*Records to process*:
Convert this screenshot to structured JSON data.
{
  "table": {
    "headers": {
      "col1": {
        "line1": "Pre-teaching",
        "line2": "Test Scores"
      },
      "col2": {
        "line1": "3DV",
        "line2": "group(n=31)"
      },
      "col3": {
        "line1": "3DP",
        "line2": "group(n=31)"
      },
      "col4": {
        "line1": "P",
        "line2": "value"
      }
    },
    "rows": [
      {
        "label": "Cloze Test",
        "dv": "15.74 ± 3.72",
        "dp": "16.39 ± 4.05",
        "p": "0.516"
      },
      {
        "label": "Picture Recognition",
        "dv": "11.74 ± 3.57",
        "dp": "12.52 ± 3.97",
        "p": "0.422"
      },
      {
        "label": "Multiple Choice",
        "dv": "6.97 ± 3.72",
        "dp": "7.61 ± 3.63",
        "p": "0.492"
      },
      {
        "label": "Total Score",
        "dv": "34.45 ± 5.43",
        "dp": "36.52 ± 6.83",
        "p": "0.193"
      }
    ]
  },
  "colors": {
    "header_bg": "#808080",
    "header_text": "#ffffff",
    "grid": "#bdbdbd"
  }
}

*Exercise*: What is needed here is an exact reproduction of all the entries.

*Result below*:
Convert this screenshot to structured JSON data.
{
  "table": {
    "headers": {
      "col1": {
        "line1": "Pre-teaching",
        "line2": "Test Scores"
      },
      "col2": {
        "line1": "3DV",
        "line2": "group(n=31)"
      },
      "col3": {
        "line1": "3DP",
        "line2": "group(n=31)"
      },
      "col4": {
        "line1": "P",
        "line2": "value"
      }
    },
    "rows": [
      {
        "label": "Cloze Test",
        "dv": "15.74 ± 3.72",
        "dp": "16.39 ± 4.05",
        "p": "0.516"
      },
      {
        "label": "Picture Recognition",
        "dv": "11.74 ± 3.57",
        "dp": "12.52 ± 3.97",
        "p": "0.422"
      },
      {
        "label": "Multiple Choice",
        "dv": "6.97 ± 3.72",
        "dp": "7.61 ± 3.63",
        "p": "0.492"
      },
      {
        "label": "Total Score",
        "dv": "34.45 ± 5.43",
        "dp": "36.52 ± 6.83",
        "p": "0.193"
      }
    ]
  },
  "colors": {
    "header_bg": "#808080",
    "header_text": "#ffffff",
    "grid": "#bdbdbd"
  }
}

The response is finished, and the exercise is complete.